WRITTEN REQUEST
Exclude the pictures, then copy all remaining records exactly.

DATA SECTION

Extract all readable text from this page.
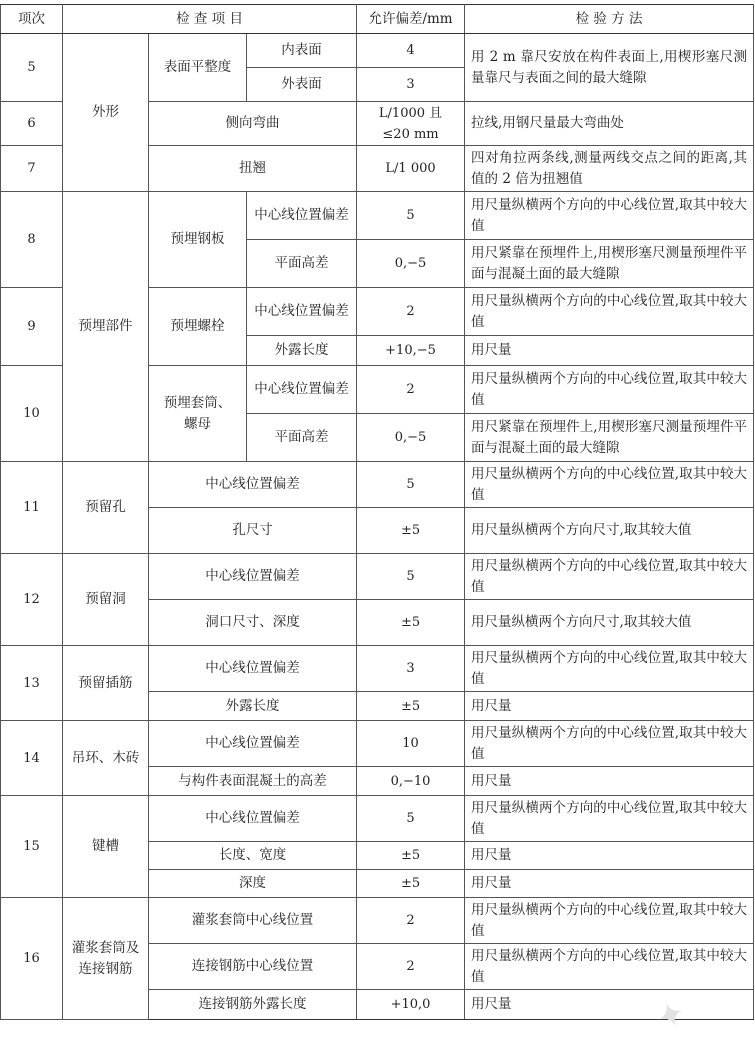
项次	检 查 项 目			允许偏差/mm	检 验 方 法
5	外形	表面平整度	内表面	4	用 2 m 靠尺安放在构件表面上,用楔形塞尺测量靠尺与表面之间的最大缝隙
			外表面	3	
6		侧向弯曲		L/1000 且 ≤20 mm	拉线,用钢尺量最大弯曲处
7		扭翘		L/1 000	四对角拉两条线,测量两线交点之间的距离,其值的 2 倍为扭翘值
8	预埋部件	预埋钢板	中心线位置偏差	5	用尺量纵横两个方向的中心线位置,取其中较大值
			平面高差	0,−5	用尺紧靠在预埋件上,用楔形塞尺测量预埋件平面与混凝土面的最大缝隙
9		预埋螺栓	中心线位置偏差	2	用尺量纵横两个方向的中心线位置,取其中较大值
			外露长度	+10,−5	用尺量
10		预埋套筒、螺母	中心线位置偏差	2	用尺量纵横两个方向的中心线位置,取其中较大值
			平面高差	0,−5	用尺紧靠在预埋件上,用楔形塞尺测量预埋件平面与混凝土面的最大缝隙
11	预留孔	中心线位置偏差		5	用尺量纵横两个方向的中心线位置,取其中较大值
		孔尺寸		±5	用尺量纵横两个方向尺寸,取其较大值
12	预留洞	中心线位置偏差		5	用尺量纵横两个方向的中心线位置,取其中较大值
		洞口尺寸、深度		±5	用尺量纵横两个方向尺寸,取其较大值
13	预留插筋	中心线位置偏差		3	用尺量纵横两个方向的中心线位置,取其中较大值
		外露长度		±5	用尺量
14	吊环、木砖	中心线位置偏差		10	用尺量纵横两个方向的中心线位置,取其中较大值
		与构件表面混凝土的高差		0,−10	用尺量
15	键槽	中心线位置偏差		5	用尺量纵横两个方向的中心线位置,取其中较大值
		长度、宽度		±5	用尺量
		深度		±5	用尺量
16	灌浆套筒及连接钢筋	灌浆套筒中心线位置		2	用尺量纵横两个方向的中心线位置,取其中较大值
		连接钢筋中心线位置		2	用尺量纵横两个方向的中心线位置,取其中较大值
		连接钢筋外露长度		+10,0	用尺量	✦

RESULT FOR THIS EXERCISE
Extract all readable text from this page.
项次	检 查 项 目			允许偏差/mm	检 验 方 法
5	外形	表面平整度	内表面	4	用 2 m 靠尺安放在构件表面上,用楔形塞尺测量靠尺与表面之间的最大缝隙
			外表面	3	
6		侧向弯曲		L/1000 且 ≤20 mm	拉线,用钢尺量最大弯曲处
7		扭翘		L/1 000	四对角拉两条线,测量两线交点之间的距离,其值的 2 倍为扭翘值
8	预埋部件	预埋钢板	中心线位置偏差	5	用尺量纵横两个方向的中心线位置,取其中较大值
			平面高差	0,−5	用尺紧靠在预埋件上,用楔形塞尺测量预埋件平面与混凝土面的最大缝隙
9		预埋螺栓	中心线位置偏差	2	用尺量纵横两个方向的中心线位置,取其中较大值
			外露长度	+10,−5	用尺量
10		预埋套筒、螺母	中心线位置偏差	2	用尺量纵横两个方向的中心线位置,取其中较大值
			平面高差	0,−5	用尺紧靠在预埋件上,用楔形塞尺测量预埋件平面与混凝土面的最大缝隙
11	预留孔	中心线位置偏差		5	用尺量纵横两个方向的中心线位置,取其中较大值
		孔尺寸		±5	用尺量纵横两个方向尺寸,取其较大值
12	预留洞	中心线位置偏差		5	用尺量纵横两个方向的中心线位置,取其中较大值
		洞口尺寸、深度		±5	用尺量纵横两个方向尺寸,取其较大值
13	预留插筋	中心线位置偏差		3	用尺量纵横两个方向的中心线位置,取其中较大值
		外露长度		±5	用尺量
14	吊环、木砖	中心线位置偏差		10	用尺量纵横两个方向的中心线位置,取其中较大值
		与构件表面混凝土的高差		0,−10	用尺量
15	键槽	中心线位置偏差		5	用尺量纵横两个方向的中心线位置,取其中较大值
		长度、宽度		±5	用尺量
		深度		±5	用尺量
16	灌浆套筒及连接钢筋	灌浆套筒中心线位置		2	用尺量纵横两个方向的中心线位置,取其中较大值
		连接钢筋中心线位置		2	用尺量纵横两个方向的中心线位置,取其中较大值
		连接钢筋外露长度		+10,0	用尺量	✦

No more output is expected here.